Work through the following lines and count those that hold the word "this". Reply with that number only.

• Raw records:
╭──
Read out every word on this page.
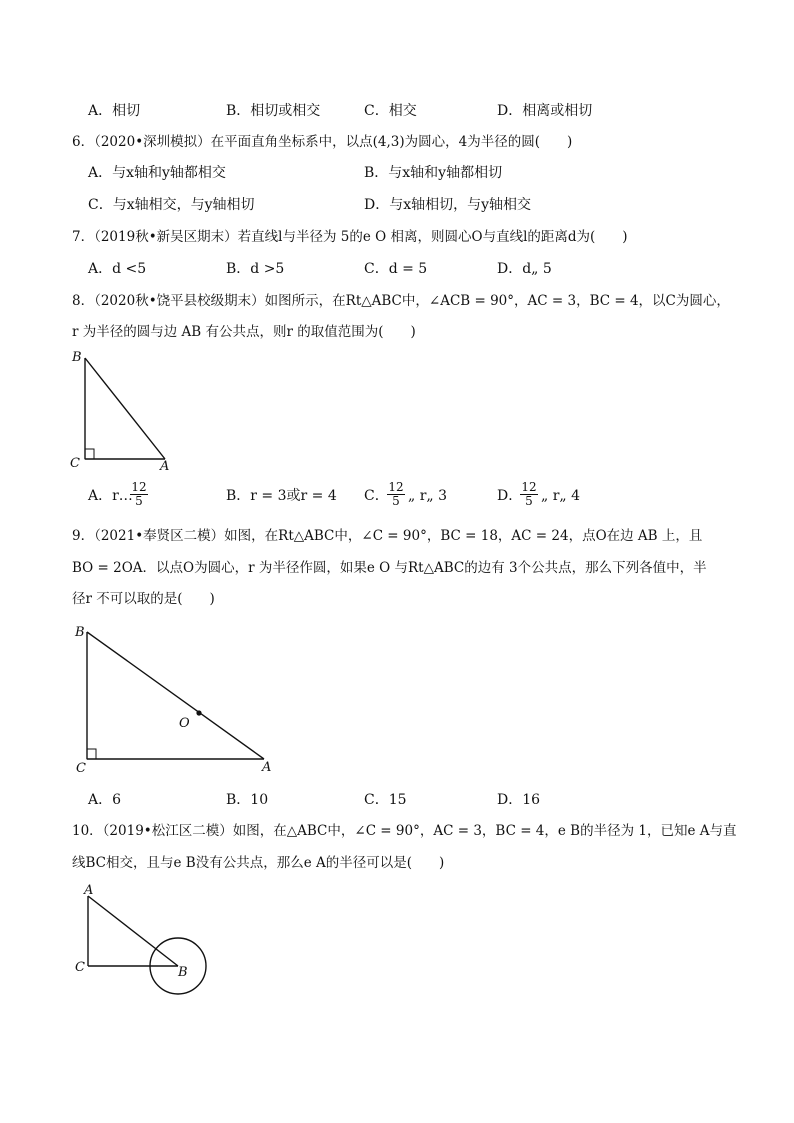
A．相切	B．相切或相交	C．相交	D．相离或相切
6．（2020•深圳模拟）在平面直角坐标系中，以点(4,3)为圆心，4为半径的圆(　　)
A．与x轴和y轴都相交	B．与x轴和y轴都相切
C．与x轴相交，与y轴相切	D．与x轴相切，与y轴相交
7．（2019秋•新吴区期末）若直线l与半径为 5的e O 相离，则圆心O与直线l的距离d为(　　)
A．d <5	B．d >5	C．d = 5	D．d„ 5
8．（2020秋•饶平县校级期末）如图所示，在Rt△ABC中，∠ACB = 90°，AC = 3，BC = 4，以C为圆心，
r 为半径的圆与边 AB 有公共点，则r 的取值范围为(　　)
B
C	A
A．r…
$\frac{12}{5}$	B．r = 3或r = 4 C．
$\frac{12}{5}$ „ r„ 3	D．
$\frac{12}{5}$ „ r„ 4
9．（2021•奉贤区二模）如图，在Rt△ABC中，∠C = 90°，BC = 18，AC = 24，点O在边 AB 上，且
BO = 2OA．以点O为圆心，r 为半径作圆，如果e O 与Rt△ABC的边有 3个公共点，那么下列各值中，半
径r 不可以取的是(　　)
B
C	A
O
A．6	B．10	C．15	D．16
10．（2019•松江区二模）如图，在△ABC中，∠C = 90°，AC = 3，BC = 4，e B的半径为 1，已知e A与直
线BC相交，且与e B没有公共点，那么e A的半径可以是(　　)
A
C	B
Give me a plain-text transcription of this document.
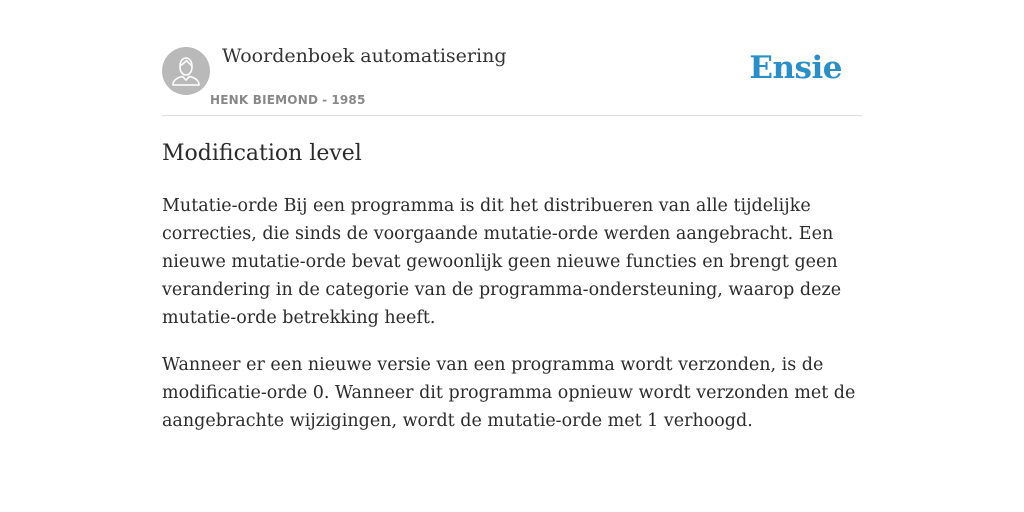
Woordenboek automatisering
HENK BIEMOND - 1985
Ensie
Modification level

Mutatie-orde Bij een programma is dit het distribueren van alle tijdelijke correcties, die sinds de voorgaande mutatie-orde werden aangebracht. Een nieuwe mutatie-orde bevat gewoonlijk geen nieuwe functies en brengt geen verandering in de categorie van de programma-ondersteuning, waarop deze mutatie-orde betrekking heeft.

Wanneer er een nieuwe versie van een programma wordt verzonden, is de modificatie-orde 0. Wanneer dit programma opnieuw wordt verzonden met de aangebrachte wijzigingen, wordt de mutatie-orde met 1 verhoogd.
╰──
• Completed exercise: 2